- Work to be completed: Would you return all of this data exactly, leaving nothing out?

- Rows:
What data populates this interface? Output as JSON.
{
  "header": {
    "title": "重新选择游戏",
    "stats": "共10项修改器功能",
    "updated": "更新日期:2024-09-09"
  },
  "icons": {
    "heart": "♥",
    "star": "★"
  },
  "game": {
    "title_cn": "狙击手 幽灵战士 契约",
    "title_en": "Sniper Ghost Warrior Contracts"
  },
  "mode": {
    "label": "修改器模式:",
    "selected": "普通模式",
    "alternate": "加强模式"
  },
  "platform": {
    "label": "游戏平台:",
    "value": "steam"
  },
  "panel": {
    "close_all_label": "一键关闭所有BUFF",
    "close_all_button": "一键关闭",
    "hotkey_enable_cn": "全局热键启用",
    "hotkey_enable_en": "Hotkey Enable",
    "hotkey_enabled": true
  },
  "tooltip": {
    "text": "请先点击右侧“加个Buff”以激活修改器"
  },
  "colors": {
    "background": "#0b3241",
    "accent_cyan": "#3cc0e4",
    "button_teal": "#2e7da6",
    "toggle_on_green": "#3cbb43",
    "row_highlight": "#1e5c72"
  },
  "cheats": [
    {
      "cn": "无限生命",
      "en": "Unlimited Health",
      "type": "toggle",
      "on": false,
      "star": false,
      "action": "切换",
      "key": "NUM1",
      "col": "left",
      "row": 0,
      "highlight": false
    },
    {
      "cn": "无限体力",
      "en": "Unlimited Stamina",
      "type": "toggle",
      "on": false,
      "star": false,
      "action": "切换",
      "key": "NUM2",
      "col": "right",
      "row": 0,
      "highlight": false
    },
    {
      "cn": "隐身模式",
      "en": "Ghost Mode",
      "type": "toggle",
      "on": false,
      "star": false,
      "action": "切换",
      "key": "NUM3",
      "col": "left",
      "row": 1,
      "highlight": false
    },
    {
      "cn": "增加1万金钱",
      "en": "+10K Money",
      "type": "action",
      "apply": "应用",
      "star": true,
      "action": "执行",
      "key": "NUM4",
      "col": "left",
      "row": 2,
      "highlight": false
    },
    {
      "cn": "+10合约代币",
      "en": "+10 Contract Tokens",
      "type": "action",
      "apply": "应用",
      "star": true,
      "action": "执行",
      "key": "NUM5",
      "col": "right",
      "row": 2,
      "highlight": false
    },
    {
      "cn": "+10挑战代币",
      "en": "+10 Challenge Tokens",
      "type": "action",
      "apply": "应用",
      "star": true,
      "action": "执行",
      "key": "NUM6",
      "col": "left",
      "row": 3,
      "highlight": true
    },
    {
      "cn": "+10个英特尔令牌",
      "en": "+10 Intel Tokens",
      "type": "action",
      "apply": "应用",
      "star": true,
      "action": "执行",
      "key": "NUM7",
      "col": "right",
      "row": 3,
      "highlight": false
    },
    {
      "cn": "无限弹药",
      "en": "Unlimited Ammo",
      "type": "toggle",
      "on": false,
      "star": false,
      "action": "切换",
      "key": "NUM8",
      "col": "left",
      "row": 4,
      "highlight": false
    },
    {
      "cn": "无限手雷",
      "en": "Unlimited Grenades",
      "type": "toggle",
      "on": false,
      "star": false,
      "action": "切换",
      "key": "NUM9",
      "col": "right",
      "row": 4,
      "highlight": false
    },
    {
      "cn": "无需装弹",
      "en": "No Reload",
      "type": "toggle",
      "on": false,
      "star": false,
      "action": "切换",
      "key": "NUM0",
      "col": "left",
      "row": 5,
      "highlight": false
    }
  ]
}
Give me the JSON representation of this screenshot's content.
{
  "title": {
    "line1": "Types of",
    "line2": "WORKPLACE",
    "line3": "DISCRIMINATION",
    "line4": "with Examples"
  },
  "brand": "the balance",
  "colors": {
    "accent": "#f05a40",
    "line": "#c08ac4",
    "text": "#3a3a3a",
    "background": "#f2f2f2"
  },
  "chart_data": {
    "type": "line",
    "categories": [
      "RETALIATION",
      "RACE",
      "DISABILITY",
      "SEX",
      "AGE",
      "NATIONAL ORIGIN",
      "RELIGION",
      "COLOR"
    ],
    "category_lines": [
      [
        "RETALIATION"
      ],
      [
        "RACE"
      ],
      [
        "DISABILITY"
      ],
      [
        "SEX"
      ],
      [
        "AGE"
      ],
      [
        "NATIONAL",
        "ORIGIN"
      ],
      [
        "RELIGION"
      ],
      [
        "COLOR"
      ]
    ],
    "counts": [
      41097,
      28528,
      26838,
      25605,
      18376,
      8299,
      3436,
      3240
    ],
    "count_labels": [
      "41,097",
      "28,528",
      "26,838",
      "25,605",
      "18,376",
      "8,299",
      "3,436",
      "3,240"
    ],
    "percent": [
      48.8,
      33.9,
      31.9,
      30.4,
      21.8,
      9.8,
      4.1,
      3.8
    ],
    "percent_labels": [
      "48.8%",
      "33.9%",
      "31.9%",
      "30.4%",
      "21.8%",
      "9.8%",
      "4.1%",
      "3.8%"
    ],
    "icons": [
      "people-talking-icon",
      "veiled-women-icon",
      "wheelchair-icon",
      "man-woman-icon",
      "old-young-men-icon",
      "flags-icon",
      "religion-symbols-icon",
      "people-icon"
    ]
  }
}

- Answer for this exercise:
What data populates this interface? Output as JSON.
{
  "header": {
    "title": "重新选择游戏",
    "stats": "共10项修改器功能",
    "updated": "更新日期:2024-09-09"
  },
  "icons": {
    "heart": "♥",
    "star": "★"
  },
  "game": {
    "title_cn": "狙击手 幽灵战士 契约",
    "title_en": "Sniper Ghost Warrior Contracts"
  },
  "mode": {
    "label": "修改器模式:",
    "selected": "普通模式",
    "alternate": "加强模式"
  },
  "platform": {
    "label": "游戏平台:",
    "value": "steam"
  },
  "panel": {
    "close_all_label": "一键关闭所有BUFF",
    "close_all_button": "一键关闭",
    "hotkey_enable_cn": "全局热键启用",
    "hotkey_enable_en": "Hotkey Enable",
    "hotkey_enabled": true
  },
  "tooltip": {
    "text": "请先点击右侧“加个Buff”以激活修改器"
  },
  "colors": {
    "background": "#0b3241",
    "accent_cyan": "#3cc0e4",
    "button_teal": "#2e7da6",
    "toggle_on_green": "#3cbb43",
    "row_highlight": "#1e5c72"
  },
  "cheats": [
    {
      "cn": "无限生命",
      "en": "Unlimited Health",
      "type": "toggle",
      "on": false,
      "star": false,
      "action": "切换",
      "key": "NUM1",
      "col": "left",
      "row": 0,
      "highlight": false
    },
    {
      "cn": "无限体力",
      "en": "Unlimited Stamina",
      "type": "toggle",
      "on": false,
      "star": false,
      "action": "切换",
      "key": "NUM2",
      "col": "right",
      "row": 0,
      "highlight": false
    },
    {
      "cn": "隐身模式",
      "en": "Ghost Mode",
      "type": "toggle",
      "on": false,
      "star": false,
      "action": "切换",
      "key": "NUM3",
      "col": "left",
      "row": 1,
      "highlight": false
    },
    {
      "cn": "增加1万金钱",
      "en": "+10K Money",
      "type": "action",
      "apply": "应用",
      "star": true,
      "action": "执行",
      "key": "NUM4",
      "col": "left",
      "row": 2,
      "highlight": false
    },
    {
      "cn": "+10合约代币",
      "en": "+10 Contract Tokens",
      "type": "action",
      "apply": "应用",
      "star": true,
      "action": "执行",
      "key": "NUM5",
      "col": "right",
      "row": 2,
      "highlight": false
    },
    {
      "cn": "+10挑战代币",
      "en": "+10 Challenge Tokens",
      "type": "action",
      "apply": "应用",
      "star": true,
      "action": "执行",
      "key": "NUM6",
      "col": "left",
      "row": 3,
      "highlight": true
    },
    {
      "cn": "+10个英特尔令牌",
      "en": "+10 Intel Tokens",
      "type": "action",
      "apply": "应用",
      "star": true,
      "action": "执行",
      "key": "NUM7",
      "col": "right",
      "row": 3,
      "highlight": false
    },
    {
      "cn": "无限弹药",
      "en": "Unlimited Ammo",
      "type": "toggle",
      "on": false,
      "star": false,
      "action": "切换",
      "key": "NUM8",
      "col": "left",
      "row": 4,
      "highlight": false
    },
    {
      "cn": "无限手雷",
      "en": "Unlimited Grenades",
      "type": "toggle",
      "on": false,
      "star": false,
      "action": "切换",
      "key": "NUM9",
      "col": "right",
      "row": 4,
      "highlight": false
    },
    {
      "cn": "无需装弹",
      "en": "No Reload",
      "type": "toggle",
      "on": false,
      "star": false,
      "action": "切换",
      "key": "NUM0",
      "col": "left",
      "row": 5,
      "highlight": false
    }
  ]
}
Give me the JSON representation of this screenshot's content.
{
  "title": {
    "line1": "Types of",
    "line2": "WORKPLACE",
    "line3": "DISCRIMINATION",
    "line4": "with Examples"
  },
  "brand": "the balance",
  "colors": {
    "accent": "#f05a40",
    "line": "#c08ac4",
    "text": "#3a3a3a",
    "background": "#f2f2f2"
  },
  "chart_data": {
    "type": "line",
    "categories": [
      "RETALIATION",
      "RACE",
      "DISABILITY",
      "SEX",
      "AGE",
      "NATIONAL ORIGIN",
      "RELIGION",
      "COLOR"
    ],
    "category_lines": [
      [
        "RETALIATION"
      ],
      [
        "RACE"
      ],
      [
        "DISABILITY"
      ],
      [
        "SEX"
      ],
      [
        "AGE"
      ],
      [
        "NATIONAL",
        "ORIGIN"
      ],
      [
        "RELIGION"
      ],
      [
        "COLOR"
      ]
    ],
    "counts": [
      41097,
      28528,
      26838,
      25605,
      18376,
      8299,
      3436,
      3240
    ],
    "count_labels": [
      "41,097",
      "28,528",
      "26,838",
      "25,605",
      "18,376",
      "8,299",
      "3,436",
      "3,240"
    ],
    "percent": [
      48.8,
      33.9,
      31.9,
      30.4,
      21.8,
      9.8,
      4.1,
      3.8
    ],
    "percent_labels": [
      "48.8%",
      "33.9%",
      "31.9%",
      "30.4%",
      "21.8%",
      "9.8%",
      "4.1%",
      "3.8%"
    ],
    "icons": [
      "people-talking-icon",
      "veiled-women-icon",
      "wheelchair-icon",
      "man-woman-icon",
      "old-young-men-icon",
      "flags-icon",
      "religion-symbols-icon",
      "people-icon"
    ]
  }
}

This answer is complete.